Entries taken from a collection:
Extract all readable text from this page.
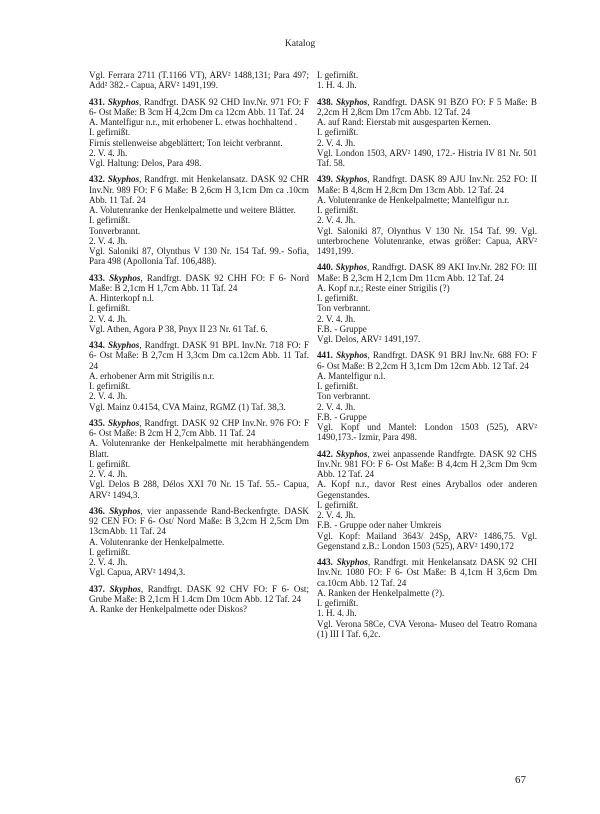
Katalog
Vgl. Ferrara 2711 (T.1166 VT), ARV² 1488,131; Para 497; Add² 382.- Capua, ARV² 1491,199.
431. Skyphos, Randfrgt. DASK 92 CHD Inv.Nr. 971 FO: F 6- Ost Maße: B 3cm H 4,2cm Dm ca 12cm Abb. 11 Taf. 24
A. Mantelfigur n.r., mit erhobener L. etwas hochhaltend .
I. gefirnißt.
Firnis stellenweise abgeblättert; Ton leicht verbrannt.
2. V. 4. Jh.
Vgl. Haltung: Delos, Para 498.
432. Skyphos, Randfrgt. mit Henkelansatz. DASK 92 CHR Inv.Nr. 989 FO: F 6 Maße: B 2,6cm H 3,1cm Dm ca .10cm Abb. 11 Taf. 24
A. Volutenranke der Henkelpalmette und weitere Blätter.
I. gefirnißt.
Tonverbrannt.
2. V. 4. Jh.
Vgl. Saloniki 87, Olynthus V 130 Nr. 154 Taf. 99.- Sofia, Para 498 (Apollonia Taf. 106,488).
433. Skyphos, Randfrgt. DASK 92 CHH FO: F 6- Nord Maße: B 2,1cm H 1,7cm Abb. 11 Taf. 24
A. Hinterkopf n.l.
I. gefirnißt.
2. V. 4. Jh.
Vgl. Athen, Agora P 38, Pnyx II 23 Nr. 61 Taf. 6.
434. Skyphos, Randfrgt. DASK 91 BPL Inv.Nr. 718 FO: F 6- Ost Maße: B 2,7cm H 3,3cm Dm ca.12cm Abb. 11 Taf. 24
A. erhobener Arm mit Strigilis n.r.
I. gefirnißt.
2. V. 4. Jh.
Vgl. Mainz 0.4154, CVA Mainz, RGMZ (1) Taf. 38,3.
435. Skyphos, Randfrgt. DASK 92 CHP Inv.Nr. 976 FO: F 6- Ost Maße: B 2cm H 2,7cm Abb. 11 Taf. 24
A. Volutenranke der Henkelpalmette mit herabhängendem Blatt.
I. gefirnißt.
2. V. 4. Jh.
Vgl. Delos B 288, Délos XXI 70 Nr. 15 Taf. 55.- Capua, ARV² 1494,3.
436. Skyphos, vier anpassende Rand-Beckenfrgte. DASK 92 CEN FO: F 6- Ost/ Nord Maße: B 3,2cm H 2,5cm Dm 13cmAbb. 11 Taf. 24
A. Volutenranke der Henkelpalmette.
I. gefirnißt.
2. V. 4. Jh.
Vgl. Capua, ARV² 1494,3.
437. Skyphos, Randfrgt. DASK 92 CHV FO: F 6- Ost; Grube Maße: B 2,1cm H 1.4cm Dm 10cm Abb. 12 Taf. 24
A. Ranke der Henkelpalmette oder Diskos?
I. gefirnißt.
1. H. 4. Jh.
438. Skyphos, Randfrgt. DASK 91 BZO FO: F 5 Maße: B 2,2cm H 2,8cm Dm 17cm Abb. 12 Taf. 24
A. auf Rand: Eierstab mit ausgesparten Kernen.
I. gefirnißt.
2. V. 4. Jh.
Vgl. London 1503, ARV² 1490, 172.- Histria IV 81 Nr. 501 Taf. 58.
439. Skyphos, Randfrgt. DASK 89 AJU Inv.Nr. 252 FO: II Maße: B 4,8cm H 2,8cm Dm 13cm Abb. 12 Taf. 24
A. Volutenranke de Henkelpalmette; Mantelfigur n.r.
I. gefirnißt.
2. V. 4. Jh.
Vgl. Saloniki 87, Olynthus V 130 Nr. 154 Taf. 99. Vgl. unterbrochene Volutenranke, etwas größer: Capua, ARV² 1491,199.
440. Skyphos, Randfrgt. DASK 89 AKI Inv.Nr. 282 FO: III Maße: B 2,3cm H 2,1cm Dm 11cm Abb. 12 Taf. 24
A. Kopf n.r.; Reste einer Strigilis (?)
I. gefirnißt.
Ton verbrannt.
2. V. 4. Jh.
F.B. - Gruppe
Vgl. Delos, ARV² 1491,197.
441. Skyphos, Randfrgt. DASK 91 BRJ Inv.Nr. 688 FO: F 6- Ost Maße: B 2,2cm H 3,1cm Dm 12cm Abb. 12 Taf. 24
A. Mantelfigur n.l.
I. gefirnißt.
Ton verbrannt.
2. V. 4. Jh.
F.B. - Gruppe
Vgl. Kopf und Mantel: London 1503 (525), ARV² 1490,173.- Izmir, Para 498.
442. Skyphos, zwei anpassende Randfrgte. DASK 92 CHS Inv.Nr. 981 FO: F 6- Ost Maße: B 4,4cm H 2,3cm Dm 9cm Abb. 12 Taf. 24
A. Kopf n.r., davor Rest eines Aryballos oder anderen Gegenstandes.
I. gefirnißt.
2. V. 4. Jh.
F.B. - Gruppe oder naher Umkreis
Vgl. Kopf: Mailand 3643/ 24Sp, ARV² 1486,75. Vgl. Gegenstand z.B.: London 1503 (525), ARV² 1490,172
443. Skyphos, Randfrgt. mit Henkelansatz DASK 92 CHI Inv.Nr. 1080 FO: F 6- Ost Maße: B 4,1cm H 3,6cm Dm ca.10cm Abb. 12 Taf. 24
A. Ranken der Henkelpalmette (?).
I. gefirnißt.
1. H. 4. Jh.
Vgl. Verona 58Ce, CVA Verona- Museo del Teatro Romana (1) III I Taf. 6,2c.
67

...

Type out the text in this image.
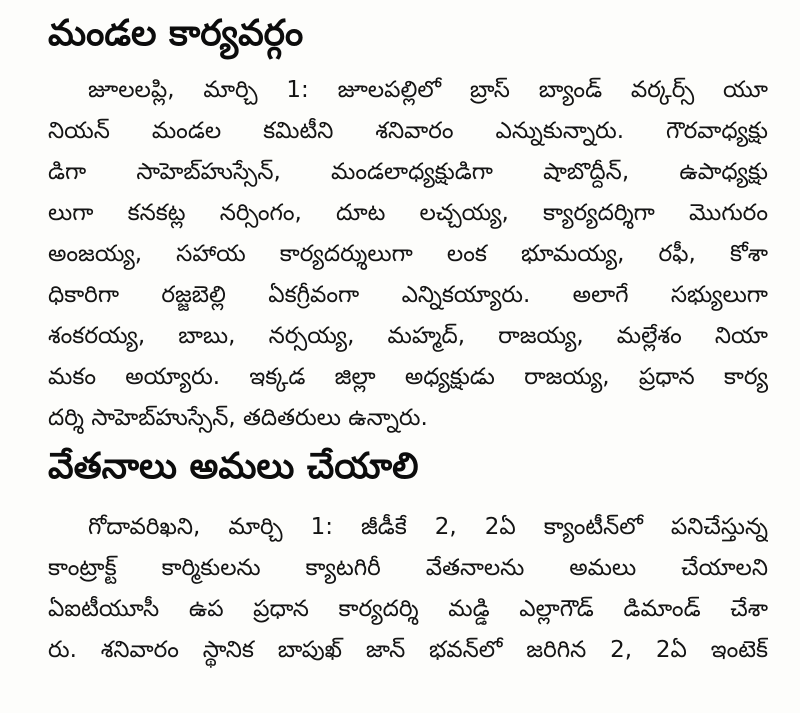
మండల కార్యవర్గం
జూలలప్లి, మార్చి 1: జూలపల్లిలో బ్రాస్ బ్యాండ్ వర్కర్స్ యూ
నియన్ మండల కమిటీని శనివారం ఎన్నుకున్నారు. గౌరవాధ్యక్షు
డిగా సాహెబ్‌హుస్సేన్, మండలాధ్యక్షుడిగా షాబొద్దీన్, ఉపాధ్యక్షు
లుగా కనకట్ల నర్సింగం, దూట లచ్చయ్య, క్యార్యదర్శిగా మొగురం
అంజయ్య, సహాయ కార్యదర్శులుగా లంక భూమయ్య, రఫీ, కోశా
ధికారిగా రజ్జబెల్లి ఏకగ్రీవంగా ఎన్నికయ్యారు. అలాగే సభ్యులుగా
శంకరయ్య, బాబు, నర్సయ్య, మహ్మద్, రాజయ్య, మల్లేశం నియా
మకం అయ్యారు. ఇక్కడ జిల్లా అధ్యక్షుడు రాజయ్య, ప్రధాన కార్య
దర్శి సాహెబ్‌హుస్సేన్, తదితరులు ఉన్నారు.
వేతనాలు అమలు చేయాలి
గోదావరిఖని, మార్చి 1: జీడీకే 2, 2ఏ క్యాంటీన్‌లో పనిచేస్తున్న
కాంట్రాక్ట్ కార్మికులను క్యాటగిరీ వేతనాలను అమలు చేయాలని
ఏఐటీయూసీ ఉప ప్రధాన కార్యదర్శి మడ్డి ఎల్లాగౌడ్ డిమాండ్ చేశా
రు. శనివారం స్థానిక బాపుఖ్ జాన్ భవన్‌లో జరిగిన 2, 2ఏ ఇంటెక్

---

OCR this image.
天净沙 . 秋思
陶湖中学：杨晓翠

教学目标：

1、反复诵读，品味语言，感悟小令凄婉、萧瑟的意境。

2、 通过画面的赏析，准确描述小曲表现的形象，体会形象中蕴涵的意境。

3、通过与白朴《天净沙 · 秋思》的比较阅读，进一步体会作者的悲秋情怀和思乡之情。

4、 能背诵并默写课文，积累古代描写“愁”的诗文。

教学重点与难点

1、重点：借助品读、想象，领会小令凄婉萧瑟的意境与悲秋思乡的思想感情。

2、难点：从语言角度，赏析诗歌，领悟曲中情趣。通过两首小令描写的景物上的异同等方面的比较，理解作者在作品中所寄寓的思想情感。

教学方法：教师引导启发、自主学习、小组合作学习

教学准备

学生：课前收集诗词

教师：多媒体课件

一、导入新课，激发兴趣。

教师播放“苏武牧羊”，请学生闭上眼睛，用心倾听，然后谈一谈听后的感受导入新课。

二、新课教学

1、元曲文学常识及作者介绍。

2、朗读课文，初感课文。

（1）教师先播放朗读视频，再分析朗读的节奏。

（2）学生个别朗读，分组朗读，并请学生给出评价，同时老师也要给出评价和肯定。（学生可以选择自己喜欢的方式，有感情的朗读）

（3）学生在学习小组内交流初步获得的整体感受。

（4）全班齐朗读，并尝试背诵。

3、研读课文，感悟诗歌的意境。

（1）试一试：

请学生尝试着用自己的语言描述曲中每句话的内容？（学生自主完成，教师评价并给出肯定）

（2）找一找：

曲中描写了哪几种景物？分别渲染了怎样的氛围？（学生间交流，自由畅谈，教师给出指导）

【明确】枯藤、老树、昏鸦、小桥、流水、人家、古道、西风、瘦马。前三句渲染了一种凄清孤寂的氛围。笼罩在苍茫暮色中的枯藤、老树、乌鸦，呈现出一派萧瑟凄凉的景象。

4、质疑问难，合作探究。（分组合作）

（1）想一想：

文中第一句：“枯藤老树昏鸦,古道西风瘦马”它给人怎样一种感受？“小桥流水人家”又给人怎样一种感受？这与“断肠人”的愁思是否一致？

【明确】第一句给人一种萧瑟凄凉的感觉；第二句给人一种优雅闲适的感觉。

Required work: Identify and list each line with the word "Mantelfigur".

Result for this task:
A. Mantelfigur n.r., mit erhobener L. etwas hochhaltend .
A. Volutenranke de Henkelpalmette; Mantelfigur n.r.
A. Mantelfigur n.l.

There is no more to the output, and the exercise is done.